#### [GOAL OF THE EXERCISE]
Rename every "interactable" in the material below to "clickable", keeping all other text the same, and leave out the pictures.

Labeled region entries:
┏━━

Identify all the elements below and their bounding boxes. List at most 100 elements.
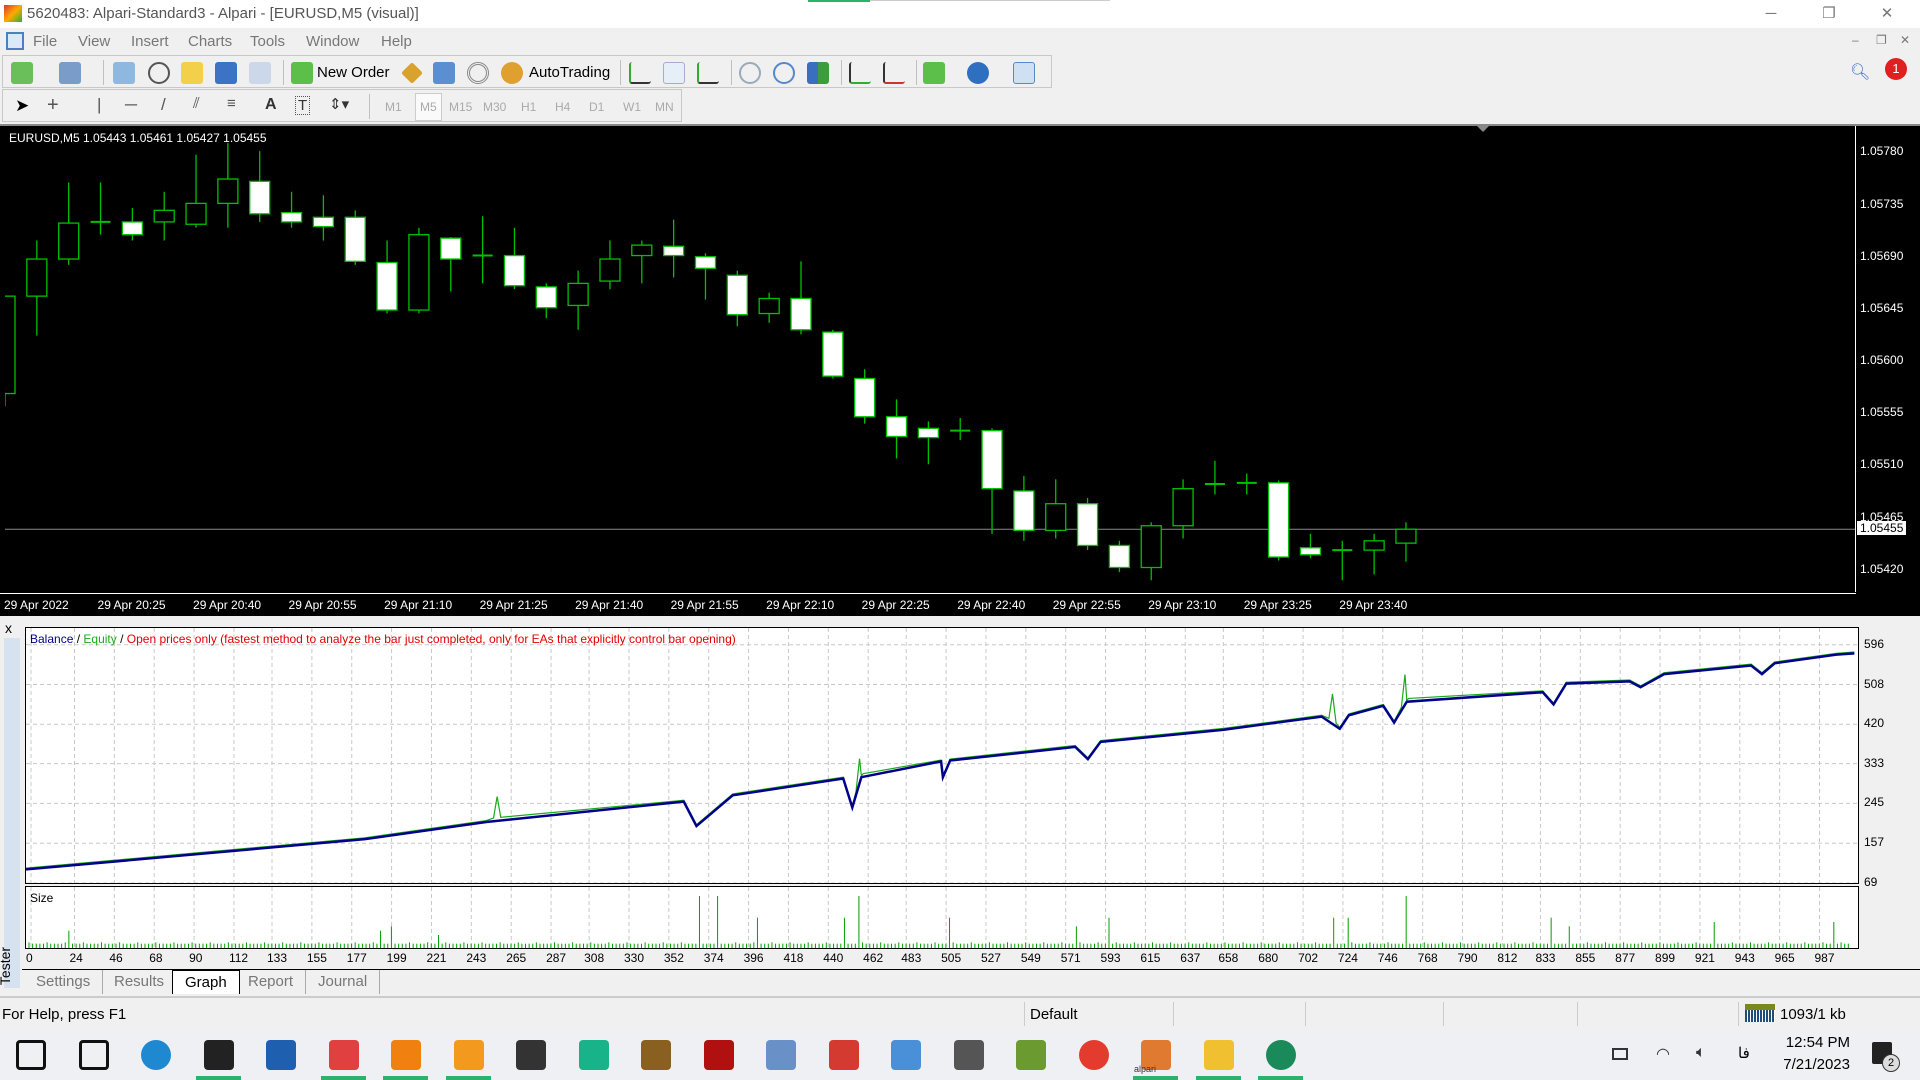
x-tick-label: 680 [1258, 951, 1279, 965]
wifi-icon[interactable]: ◠ [1656, 1044, 1670, 1064]
audio-app-icon[interactable] [516, 1040, 546, 1070]
time-axis-line [0, 593, 1856, 594]
data-window-icon[interactable] [148, 62, 170, 84]
horizontal-line-icon[interactable]: ─ [125, 95, 137, 115]
new-chart-icon[interactable] [11, 62, 33, 84]
terminal-icon[interactable] [215, 62, 237, 84]
timeframe-h1[interactable]: H1 [521, 100, 536, 114]
autotrading-button[interactable]: AutoTrading [529, 64, 610, 81]
vertical-line-icon[interactable]: | [97, 95, 101, 115]
vlc-icon[interactable] [391, 1040, 421, 1070]
sticky-notes-icon[interactable] [203, 1040, 234, 1070]
search-icon[interactable] [78, 1040, 109, 1070]
signals-icon[interactable] [467, 62, 489, 84]
on-screen-keyboard-icon[interactable] [766, 1040, 796, 1070]
menu-view[interactable]: View [78, 33, 110, 50]
zoom-out-icon[interactable] [773, 62, 795, 84]
tab-journal[interactable]: Journal [306, 970, 381, 994]
media-player-icon[interactable] [453, 1040, 484, 1070]
text-label-icon[interactable]: T [295, 96, 311, 115]
taskbar-progress [808, 0, 870, 2]
text-icon[interactable]: A [265, 96, 277, 114]
mdi-close-button[interactable]: ✕ [1900, 33, 1910, 47]
gmail-icon[interactable] [828, 1040, 859, 1070]
trendline-icon[interactable]: / [161, 95, 166, 115]
clock-time[interactable]: 12:54 PM [1780, 1034, 1850, 1051]
battery-icon[interactable] [1612, 1048, 1628, 1060]
fibonacci-icon[interactable]: ≡ [227, 95, 236, 112]
timeframe-m1[interactable]: M1 [385, 100, 402, 114]
notepad-plus-icon[interactable] [1016, 1040, 1046, 1070]
menu-help[interactable]: Help [381, 33, 412, 50]
line-chart-icon[interactable] [697, 62, 719, 84]
tab-settings[interactable]: Settings [24, 970, 104, 994]
remote-desktop-icon[interactable] [891, 1040, 921, 1070]
bar-chart-icon[interactable] [629, 62, 651, 84]
menu-insert[interactable]: Insert [131, 33, 169, 50]
timeframe-d1[interactable]: D1 [589, 100, 604, 114]
filezilla-icon[interactable] [703, 1040, 734, 1070]
store-icon[interactable] [266, 1040, 296, 1070]
crosshair-icon[interactable]: + [47, 94, 59, 117]
gimp-monkey-icon[interactable] [641, 1040, 671, 1070]
autotrading-icon[interactable] [501, 62, 523, 84]
navigator-icon[interactable] [181, 62, 203, 84]
timeframe-mn[interactable]: MN [655, 100, 674, 114]
menu-window[interactable]: Window [306, 33, 359, 50]
timeframe-h4[interactable]: H4 [555, 100, 570, 114]
clock-date[interactable]: 7/21/2023 [1770, 1056, 1850, 1073]
auto-scroll-icon[interactable] [849, 62, 871, 84]
search-icon[interactable]: 🔍︎ [1850, 62, 1870, 82]
new-order-icon[interactable] [291, 62, 313, 84]
timeframe-m30[interactable]: M30 [483, 100, 506, 114]
timeframe-w1[interactable]: W1 [623, 100, 641, 114]
menu-file[interactable]: File [33, 33, 57, 50]
settings-icon[interactable] [953, 1040, 984, 1070]
pushbullet-icon[interactable] [578, 1040, 609, 1070]
windows-start-icon[interactable] [16, 1040, 46, 1070]
mdi-restore-button[interactable]: ❐ [1876, 33, 1887, 47]
candlestick-chart-icon[interactable] [663, 62, 685, 84]
indicators-icon[interactable] [923, 62, 945, 84]
edge-icon[interactable] [141, 1040, 171, 1070]
virtual-hosting-icon[interactable] [433, 62, 455, 84]
restore-button[interactable]: ❐ [1806, 2, 1852, 26]
new-order-button[interactable]: New Order [317, 64, 390, 81]
candle-bear [726, 274, 748, 316]
tile-windows-icon[interactable] [807, 62, 829, 84]
timeframe-m15[interactable]: M15 [449, 100, 472, 114]
menu-tools[interactable]: Tools [250, 33, 285, 50]
notifications-icon[interactable]: 1 [1885, 58, 1907, 80]
minimize-button[interactable]: ─ [1748, 2, 1794, 26]
tab-graph[interactable]: Graph [172, 970, 240, 994]
candle-bear [440, 237, 462, 260]
language-indicator[interactable]: فا [1738, 1044, 1750, 1062]
strategy-tester-icon[interactable] [249, 62, 271, 84]
file-explorer-icon[interactable] [1203, 1040, 1234, 1070]
market-watch-icon[interactable] [113, 62, 135, 84]
x-tick-label: 571 [1060, 951, 1081, 965]
cursor-icon[interactable]: ➤ [15, 96, 29, 116]
close-button[interactable]: ✕ [1864, 2, 1910, 26]
snipping-tool-icon[interactable] [328, 1040, 359, 1070]
zoom-in-icon[interactable] [739, 62, 761, 84]
timeframe-m5[interactable]: M5 [415, 93, 442, 121]
chrome-icon[interactable] [1078, 1040, 1109, 1070]
mdi-icon[interactable] [6, 32, 24, 50]
chart-shift-icon[interactable] [883, 62, 905, 84]
arrows-icon[interactable]: ⇕▾ [329, 95, 349, 113]
price-chart[interactable]: EURUSD,M5 1.05443 1.05461 1.05427 1.0545… [0, 124, 1920, 616]
tab-results[interactable]: Results [102, 970, 178, 994]
chrome-fx-icon[interactable] [1266, 1040, 1296, 1070]
profiles-icon[interactable] [59, 62, 81, 84]
templates-icon[interactable] [1013, 62, 1035, 84]
mdi-minimize-button[interactable]: – [1852, 33, 1859, 47]
equidistant-channel-icon[interactable]: ⫽ [193, 95, 200, 112]
periods-icon[interactable] [967, 62, 989, 84]
metaeditor-icon[interactable] [401, 62, 423, 84]
tab-report[interactable]: Report [236, 970, 307, 994]
menu-charts[interactable]: Charts [188, 33, 232, 50]
tester-close-button[interactable]: x [5, 620, 12, 636]
volume-icon[interactable]: 🔈︎ [1696, 1044, 1706, 1062]
x-tick-label: 177 [346, 951, 367, 965]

┗━━

#### [CORRECT OUTPUT]
Identify all the elements below and their bounding boxes. List at most 100 elements.
x-tick-label: 680 [1258, 951, 1279, 965]
wifi-icon[clickable]: ◠ [1656, 1044, 1670, 1064]
audio-app-icon[clickable] [516, 1040, 546, 1070]
time-axis-line [0, 593, 1856, 594]
data-window-icon[clickable] [148, 62, 170, 84]
horizontal-line-icon[clickable]: ─ [125, 95, 137, 115]
new-chart-icon[clickable] [11, 62, 33, 84]
terminal-icon[clickable] [215, 62, 237, 84]
timeframe-h1[clickable]: H1 [521, 100, 536, 114]
autotrading-button[clickable]: AutoTrading [529, 64, 610, 81]
vertical-line-icon[clickable]: | [97, 95, 101, 115]
vlc-icon[clickable] [391, 1040, 421, 1070]
sticky-notes-icon[clickable] [203, 1040, 234, 1070]
search-icon[clickable] [78, 1040, 109, 1070]
signals-icon[clickable] [467, 62, 489, 84]
on-screen-keyboard-icon[clickable] [766, 1040, 796, 1070]
menu-view[clickable]: View [78, 33, 110, 50]
zoom-out-icon[clickable] [773, 62, 795, 84]
tab-journal[clickable]: Journal [306, 970, 381, 994]
media-player-icon[clickable] [453, 1040, 484, 1070]
text-label-icon[clickable]: T [295, 96, 311, 115]
taskbar-progress [808, 0, 870, 2]
text-icon[clickable]: A [265, 96, 277, 114]
mdi-close-button[clickable]: ✕ [1900, 33, 1910, 47]
gmail-icon[clickable] [828, 1040, 859, 1070]
trendline-icon[clickable]: / [161, 95, 166, 115]
clock-time[clickable]: 12:54 PM [1780, 1034, 1850, 1051]
battery-icon[clickable] [1612, 1048, 1628, 1060]
fibonacci-icon[clickable]: ≡ [227, 95, 236, 112]
timeframe-m1[clickable]: M1 [385, 100, 402, 114]
notepad-plus-icon[clickable] [1016, 1040, 1046, 1070]
menu-help[clickable]: Help [381, 33, 412, 50]
line-chart-icon[clickable] [697, 62, 719, 84]
tab-settings[clickable]: Settings [24, 970, 104, 994]
remote-desktop-icon[clickable] [891, 1040, 921, 1070]
bar-chart-icon[clickable] [629, 62, 651, 84]
menu-insert[clickable]: Insert [131, 33, 169, 50]
timeframe-d1[clickable]: D1 [589, 100, 604, 114]
filezilla-icon[clickable] [703, 1040, 734, 1070]
store-icon[clickable] [266, 1040, 296, 1070]
crosshair-icon[clickable]: + [47, 94, 59, 117]
gimp-monkey-icon[clickable] [641, 1040, 671, 1070]
autotrading-icon[clickable] [501, 62, 523, 84]
navigator-icon[clickable] [181, 62, 203, 84]
timeframe-mn[clickable]: MN [655, 100, 674, 114]
menu-window[clickable]: Window [306, 33, 359, 50]
timeframe-h4[clickable]: H4 [555, 100, 570, 114]
clock-date[clickable]: 7/21/2023 [1770, 1056, 1850, 1073]
auto-scroll-icon[clickable] [849, 62, 871, 84]
search-icon[clickable]: 🔍︎ [1850, 62, 1870, 82]
new-order-icon[clickable] [291, 62, 313, 84]
timeframe-m30[clickable]: M30 [483, 100, 506, 114]
timeframe-w1[clickable]: W1 [623, 100, 641, 114]
menu-file[clickable]: File [33, 33, 57, 50]
settings-icon[clickable] [953, 1040, 984, 1070]
pushbullet-icon[clickable] [578, 1040, 609, 1070]
windows-start-icon[clickable] [16, 1040, 46, 1070]
mdi-restore-button[clickable]: ❐ [1876, 33, 1887, 47]
candlestick-chart-icon[clickable] [663, 62, 685, 84]
indicators-icon[clickable] [923, 62, 945, 84]
edge-icon[clickable] [141, 1040, 171, 1070]
virtual-hosting-icon[clickable] [433, 62, 455, 84]
restore-button[clickable]: ❐ [1806, 2, 1852, 26]
new-order-button[clickable]: New Order [317, 64, 390, 81]
candle-bear [726, 274, 748, 316]
tile-windows-icon[clickable] [807, 62, 829, 84]
timeframe-m15[clickable]: M15 [449, 100, 472, 114]
menu-tools[clickable]: Tools [250, 33, 285, 50]
notifications-icon[clickable]: 1 [1885, 58, 1907, 80]
minimize-button[clickable]: ─ [1748, 2, 1794, 26]
tab-graph[clickable]: Graph [172, 970, 240, 994]
candle-bear [440, 237, 462, 260]
language-indicator[clickable]: فا [1738, 1044, 1750, 1062]
strategy-tester-icon[clickable] [249, 62, 271, 84]
file-explorer-icon[clickable] [1203, 1040, 1234, 1070]
market-watch-icon[clickable] [113, 62, 135, 84]
x-tick-label: 571 [1060, 951, 1081, 965]
cursor-icon[clickable]: ➤ [15, 96, 29, 116]
close-button[clickable]: ✕ [1864, 2, 1910, 26]
snipping-tool-icon[clickable] [328, 1040, 359, 1070]
zoom-in-icon[clickable] [739, 62, 761, 84]
timeframe-m5[clickable]: M5 [415, 93, 442, 121]
chrome-icon[clickable] [1078, 1040, 1109, 1070]
mdi-icon[clickable] [6, 32, 24, 50]
chart-shift-icon[clickable] [883, 62, 905, 84]
arrows-icon[clickable]: ⇕▾ [329, 95, 349, 113]
price-chart[clickable]: EURUSD,M5 1.05443 1.05461 1.05427 1.0545… [0, 124, 1920, 616]
tab-results[clickable]: Results [102, 970, 178, 994]
chrome-fx-icon[clickable] [1266, 1040, 1296, 1070]
profiles-icon[clickable] [59, 62, 81, 84]
templates-icon[clickable] [1013, 62, 1035, 84]
mdi-minimize-button[clickable]: – [1852, 33, 1859, 47]
equidistant-channel-icon[clickable]: ⫽ [193, 95, 200, 112]
periods-icon[clickable] [967, 62, 989, 84]
metaeditor-icon[clickable] [401, 62, 423, 84]
tab-report[clickable]: Report [236, 970, 307, 994]
menu-charts[clickable]: Charts [188, 33, 232, 50]
tester-close-button[clickable]: x [5, 620, 12, 636]
volume-icon[clickable]: 🔈︎ [1696, 1044, 1706, 1062]
x-tick-label: 177 [346, 951, 367, 965]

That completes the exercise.